● Description of the task: Within the material below, find each line bearing the word "content" and present it.
----
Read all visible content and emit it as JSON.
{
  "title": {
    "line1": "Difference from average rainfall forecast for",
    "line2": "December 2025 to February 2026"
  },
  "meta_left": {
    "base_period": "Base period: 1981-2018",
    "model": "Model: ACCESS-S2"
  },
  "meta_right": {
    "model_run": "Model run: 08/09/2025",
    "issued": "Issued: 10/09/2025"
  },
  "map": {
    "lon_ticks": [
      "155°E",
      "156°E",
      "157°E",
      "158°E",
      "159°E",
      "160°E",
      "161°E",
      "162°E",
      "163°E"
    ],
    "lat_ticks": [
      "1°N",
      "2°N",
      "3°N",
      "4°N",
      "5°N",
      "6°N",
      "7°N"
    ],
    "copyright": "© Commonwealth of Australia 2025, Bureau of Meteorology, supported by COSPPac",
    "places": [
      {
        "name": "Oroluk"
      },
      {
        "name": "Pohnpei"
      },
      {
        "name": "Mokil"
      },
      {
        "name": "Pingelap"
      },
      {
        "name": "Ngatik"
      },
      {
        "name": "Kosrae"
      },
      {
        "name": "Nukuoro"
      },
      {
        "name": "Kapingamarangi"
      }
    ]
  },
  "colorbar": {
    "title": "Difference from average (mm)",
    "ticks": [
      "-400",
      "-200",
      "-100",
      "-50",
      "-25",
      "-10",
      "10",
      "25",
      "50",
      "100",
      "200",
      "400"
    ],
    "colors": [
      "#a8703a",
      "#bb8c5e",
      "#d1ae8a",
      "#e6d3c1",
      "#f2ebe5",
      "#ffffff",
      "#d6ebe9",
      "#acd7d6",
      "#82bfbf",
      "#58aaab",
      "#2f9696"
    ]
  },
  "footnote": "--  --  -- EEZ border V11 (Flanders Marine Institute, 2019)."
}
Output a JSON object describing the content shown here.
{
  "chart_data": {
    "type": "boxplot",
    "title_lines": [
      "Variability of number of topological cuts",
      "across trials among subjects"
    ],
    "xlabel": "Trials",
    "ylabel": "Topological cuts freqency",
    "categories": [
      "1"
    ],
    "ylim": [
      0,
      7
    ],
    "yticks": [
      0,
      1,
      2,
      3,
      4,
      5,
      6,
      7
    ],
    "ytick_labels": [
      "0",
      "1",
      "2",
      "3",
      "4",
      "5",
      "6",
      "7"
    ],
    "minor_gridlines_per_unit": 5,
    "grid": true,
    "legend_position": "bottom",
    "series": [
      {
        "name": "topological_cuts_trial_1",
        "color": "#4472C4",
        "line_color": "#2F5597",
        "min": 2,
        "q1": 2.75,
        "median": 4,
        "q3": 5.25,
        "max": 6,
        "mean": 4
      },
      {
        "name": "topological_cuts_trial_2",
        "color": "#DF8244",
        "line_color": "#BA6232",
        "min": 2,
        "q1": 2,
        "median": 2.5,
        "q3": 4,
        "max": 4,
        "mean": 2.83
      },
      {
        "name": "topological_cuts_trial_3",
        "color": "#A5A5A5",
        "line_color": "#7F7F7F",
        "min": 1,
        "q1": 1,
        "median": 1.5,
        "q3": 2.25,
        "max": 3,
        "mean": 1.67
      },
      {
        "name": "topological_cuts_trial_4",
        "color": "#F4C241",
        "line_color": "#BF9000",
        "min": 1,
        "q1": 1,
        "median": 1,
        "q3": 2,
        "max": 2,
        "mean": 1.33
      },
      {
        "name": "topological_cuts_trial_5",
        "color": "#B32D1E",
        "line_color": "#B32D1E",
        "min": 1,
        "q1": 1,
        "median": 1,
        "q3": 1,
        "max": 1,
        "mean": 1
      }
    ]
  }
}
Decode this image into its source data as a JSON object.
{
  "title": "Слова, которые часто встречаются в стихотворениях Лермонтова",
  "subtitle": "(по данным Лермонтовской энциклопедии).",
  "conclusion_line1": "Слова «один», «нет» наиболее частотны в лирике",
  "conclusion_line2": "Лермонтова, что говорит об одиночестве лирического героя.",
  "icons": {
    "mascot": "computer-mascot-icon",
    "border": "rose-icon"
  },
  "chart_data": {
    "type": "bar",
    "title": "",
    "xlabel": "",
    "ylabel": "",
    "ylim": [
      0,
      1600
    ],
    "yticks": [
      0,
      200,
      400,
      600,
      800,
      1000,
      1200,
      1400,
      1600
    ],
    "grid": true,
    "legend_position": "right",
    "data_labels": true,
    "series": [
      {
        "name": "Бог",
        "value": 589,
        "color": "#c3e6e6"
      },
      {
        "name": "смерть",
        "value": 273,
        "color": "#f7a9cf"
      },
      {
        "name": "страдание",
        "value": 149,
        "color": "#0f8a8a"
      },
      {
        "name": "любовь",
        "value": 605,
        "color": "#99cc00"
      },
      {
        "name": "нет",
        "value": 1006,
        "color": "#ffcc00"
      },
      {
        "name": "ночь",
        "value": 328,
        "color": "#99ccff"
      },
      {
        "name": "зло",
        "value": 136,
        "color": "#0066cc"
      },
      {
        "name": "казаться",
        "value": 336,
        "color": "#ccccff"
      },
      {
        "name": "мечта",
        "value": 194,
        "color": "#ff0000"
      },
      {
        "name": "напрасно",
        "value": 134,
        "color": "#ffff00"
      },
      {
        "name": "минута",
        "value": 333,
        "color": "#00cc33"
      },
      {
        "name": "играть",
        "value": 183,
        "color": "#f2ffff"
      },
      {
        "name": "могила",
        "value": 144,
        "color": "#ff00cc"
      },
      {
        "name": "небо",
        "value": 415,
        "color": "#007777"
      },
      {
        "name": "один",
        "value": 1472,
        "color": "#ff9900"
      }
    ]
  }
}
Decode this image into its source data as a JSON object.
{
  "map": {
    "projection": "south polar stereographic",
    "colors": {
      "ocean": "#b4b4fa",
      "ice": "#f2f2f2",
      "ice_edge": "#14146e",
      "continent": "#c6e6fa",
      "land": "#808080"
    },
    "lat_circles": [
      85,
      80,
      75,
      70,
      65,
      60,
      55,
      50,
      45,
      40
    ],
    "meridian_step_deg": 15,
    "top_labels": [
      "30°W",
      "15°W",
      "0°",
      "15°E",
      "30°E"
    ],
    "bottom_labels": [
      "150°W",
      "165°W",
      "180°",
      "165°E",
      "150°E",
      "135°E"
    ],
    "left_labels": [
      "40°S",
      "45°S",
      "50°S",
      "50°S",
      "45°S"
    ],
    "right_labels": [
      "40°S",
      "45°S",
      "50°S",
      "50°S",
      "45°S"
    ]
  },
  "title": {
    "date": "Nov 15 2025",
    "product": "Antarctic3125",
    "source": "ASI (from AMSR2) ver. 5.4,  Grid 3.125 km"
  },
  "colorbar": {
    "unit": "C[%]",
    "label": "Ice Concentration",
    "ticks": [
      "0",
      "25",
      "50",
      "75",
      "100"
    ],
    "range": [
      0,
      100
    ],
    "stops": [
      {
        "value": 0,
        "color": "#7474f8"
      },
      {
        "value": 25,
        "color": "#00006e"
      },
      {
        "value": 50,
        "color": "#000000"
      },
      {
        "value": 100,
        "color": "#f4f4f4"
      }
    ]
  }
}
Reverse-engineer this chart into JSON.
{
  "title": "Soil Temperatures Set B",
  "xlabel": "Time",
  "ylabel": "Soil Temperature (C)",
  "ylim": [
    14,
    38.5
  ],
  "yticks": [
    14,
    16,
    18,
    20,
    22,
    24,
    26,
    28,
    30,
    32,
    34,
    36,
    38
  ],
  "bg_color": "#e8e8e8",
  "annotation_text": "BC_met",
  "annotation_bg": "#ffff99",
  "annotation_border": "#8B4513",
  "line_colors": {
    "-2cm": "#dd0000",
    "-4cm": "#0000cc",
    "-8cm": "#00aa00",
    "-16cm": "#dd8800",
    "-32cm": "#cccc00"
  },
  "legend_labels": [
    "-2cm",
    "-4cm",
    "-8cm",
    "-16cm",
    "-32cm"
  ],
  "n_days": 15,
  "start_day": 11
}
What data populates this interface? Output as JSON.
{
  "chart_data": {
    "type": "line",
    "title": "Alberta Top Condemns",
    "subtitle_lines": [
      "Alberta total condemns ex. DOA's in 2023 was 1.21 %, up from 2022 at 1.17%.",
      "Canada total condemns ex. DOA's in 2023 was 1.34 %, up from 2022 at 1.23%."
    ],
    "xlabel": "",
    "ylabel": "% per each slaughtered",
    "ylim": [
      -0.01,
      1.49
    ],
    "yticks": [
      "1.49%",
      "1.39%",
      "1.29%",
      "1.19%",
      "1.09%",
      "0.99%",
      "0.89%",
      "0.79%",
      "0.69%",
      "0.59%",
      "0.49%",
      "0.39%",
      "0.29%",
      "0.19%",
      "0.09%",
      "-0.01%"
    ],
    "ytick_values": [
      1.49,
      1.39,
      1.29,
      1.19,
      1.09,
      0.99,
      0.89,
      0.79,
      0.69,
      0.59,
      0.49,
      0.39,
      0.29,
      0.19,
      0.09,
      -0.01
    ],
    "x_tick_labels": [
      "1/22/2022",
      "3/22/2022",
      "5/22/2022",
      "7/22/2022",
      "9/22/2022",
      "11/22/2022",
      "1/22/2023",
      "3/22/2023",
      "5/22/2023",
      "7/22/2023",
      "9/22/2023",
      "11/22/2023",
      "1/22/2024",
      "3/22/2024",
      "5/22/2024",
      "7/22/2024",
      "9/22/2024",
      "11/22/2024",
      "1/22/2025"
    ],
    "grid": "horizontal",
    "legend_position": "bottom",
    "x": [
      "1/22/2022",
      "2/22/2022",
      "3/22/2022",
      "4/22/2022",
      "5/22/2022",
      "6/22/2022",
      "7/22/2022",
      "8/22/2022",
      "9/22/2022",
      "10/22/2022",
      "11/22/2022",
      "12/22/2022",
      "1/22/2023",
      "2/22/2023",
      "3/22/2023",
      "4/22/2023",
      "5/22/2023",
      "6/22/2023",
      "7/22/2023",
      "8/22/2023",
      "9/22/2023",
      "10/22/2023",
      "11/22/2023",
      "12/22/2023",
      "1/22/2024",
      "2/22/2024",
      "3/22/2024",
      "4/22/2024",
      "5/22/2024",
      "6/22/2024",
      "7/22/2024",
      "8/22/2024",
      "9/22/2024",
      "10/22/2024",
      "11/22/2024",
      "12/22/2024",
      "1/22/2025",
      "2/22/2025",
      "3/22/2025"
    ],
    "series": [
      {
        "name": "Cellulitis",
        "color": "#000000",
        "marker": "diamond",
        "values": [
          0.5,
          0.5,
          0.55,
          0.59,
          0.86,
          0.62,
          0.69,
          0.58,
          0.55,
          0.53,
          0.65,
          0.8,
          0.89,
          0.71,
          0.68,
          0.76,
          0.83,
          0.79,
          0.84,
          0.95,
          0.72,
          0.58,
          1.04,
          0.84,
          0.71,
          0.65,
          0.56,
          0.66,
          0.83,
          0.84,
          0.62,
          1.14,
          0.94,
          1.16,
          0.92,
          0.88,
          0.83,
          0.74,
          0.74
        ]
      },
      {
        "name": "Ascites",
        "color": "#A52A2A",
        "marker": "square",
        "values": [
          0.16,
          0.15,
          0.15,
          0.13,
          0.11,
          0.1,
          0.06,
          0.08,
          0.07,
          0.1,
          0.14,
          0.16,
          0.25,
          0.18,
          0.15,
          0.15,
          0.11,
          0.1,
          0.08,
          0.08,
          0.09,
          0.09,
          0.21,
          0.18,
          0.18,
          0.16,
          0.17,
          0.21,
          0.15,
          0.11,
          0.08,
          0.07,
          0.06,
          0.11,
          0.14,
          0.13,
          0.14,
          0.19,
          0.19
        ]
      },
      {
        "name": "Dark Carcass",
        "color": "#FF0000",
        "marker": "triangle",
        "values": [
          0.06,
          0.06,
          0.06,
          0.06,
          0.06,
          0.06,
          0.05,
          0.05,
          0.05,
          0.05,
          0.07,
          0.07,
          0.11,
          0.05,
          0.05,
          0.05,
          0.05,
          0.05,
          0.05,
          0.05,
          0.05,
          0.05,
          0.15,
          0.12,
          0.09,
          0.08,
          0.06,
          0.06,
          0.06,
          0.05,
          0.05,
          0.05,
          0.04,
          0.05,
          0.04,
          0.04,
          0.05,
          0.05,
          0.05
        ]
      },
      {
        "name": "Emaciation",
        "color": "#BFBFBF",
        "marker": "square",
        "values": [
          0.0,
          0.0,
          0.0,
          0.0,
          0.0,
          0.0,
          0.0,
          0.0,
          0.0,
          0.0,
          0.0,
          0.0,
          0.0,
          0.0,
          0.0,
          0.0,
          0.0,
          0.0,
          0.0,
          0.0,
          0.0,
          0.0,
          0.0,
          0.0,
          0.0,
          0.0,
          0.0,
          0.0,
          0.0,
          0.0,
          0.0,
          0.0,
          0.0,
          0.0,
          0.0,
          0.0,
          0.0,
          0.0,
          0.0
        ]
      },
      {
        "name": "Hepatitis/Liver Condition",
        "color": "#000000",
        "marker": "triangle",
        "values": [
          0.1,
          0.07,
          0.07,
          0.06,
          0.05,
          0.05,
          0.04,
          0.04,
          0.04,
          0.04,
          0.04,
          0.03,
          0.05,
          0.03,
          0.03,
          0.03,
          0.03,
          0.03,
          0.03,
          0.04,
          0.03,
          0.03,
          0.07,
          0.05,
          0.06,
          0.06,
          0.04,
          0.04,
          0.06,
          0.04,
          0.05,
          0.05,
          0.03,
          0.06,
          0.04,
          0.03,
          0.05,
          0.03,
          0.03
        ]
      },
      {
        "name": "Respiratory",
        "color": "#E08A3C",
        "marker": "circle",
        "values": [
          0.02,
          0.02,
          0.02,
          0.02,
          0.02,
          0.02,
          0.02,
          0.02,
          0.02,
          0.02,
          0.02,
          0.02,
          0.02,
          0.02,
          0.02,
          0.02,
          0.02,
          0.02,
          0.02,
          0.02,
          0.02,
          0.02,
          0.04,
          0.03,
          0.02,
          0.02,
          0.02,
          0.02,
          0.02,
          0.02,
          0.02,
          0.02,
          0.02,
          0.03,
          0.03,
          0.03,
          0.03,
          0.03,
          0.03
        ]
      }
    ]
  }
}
----
● Finished task:
Read all visible content and emit it as JSON.
Output a JSON object describing the content shown here.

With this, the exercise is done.